Direction
Below are some records; return each one exactly.

>> BEGIN Given records

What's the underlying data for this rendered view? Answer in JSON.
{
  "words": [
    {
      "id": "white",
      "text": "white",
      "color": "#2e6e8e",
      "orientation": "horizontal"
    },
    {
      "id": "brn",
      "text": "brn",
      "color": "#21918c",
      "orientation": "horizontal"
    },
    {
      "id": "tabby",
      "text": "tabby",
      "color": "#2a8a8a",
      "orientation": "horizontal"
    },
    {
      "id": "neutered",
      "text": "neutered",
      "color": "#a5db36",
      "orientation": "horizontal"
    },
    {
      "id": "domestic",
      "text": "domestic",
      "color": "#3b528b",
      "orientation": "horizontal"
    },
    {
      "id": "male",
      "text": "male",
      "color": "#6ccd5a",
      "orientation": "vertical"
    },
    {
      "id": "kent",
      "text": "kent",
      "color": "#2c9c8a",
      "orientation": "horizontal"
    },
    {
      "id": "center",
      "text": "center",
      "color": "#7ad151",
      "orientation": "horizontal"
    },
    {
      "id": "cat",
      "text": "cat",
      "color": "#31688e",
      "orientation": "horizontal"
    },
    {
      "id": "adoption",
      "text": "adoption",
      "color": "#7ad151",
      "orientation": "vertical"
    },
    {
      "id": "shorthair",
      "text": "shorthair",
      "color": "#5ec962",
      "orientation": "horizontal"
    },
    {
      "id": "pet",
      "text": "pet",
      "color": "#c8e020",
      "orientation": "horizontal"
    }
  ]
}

>> END Given records

Answer to the problem
What's the underlying data for this rendered view? Answer in JSON.
{
  "words": [
    {
      "id": "white",
      "text": "white",
      "color": "#2e6e8e",
      "orientation": "horizontal"
    },
    {
      "id": "brn",
      "text": "brn",
      "color": "#21918c",
      "orientation": "horizontal"
    },
    {
      "id": "tabby",
      "text": "tabby",
      "color": "#2a8a8a",
      "orientation": "horizontal"
    },
    {
      "id": "neutered",
      "text": "neutered",
      "color": "#a5db36",
      "orientation": "horizontal"
    },
    {
      "id": "domestic",
      "text": "domestic",
      "color": "#3b528b",
      "orientation": "horizontal"
    },
    {
      "id": "male",
      "text": "male",
      "color": "#6ccd5a",
      "orientation": "vertical"
    },
    {
      "id": "kent",
      "text": "kent",
      "color": "#2c9c8a",
      "orientation": "horizontal"
    },
    {
      "id": "center",
      "text": "center",
      "color": "#7ad151",
      "orientation": "horizontal"
    },
    {
      "id": "cat",
      "text": "cat",
      "color": "#31688e",
      "orientation": "horizontal"
    },
    {
      "id": "adoption",
      "text": "adoption",
      "color": "#7ad151",
      "orientation": "vertical"
    },
    {
      "id": "shorthair",
      "text": "shorthair",
      "color": "#5ec962",
      "orientation": "horizontal"
    },
    {
      "id": "pet",
      "text": "pet",
      "color": "#c8e020",
      "orientation": "horizontal"
    }
  ]
}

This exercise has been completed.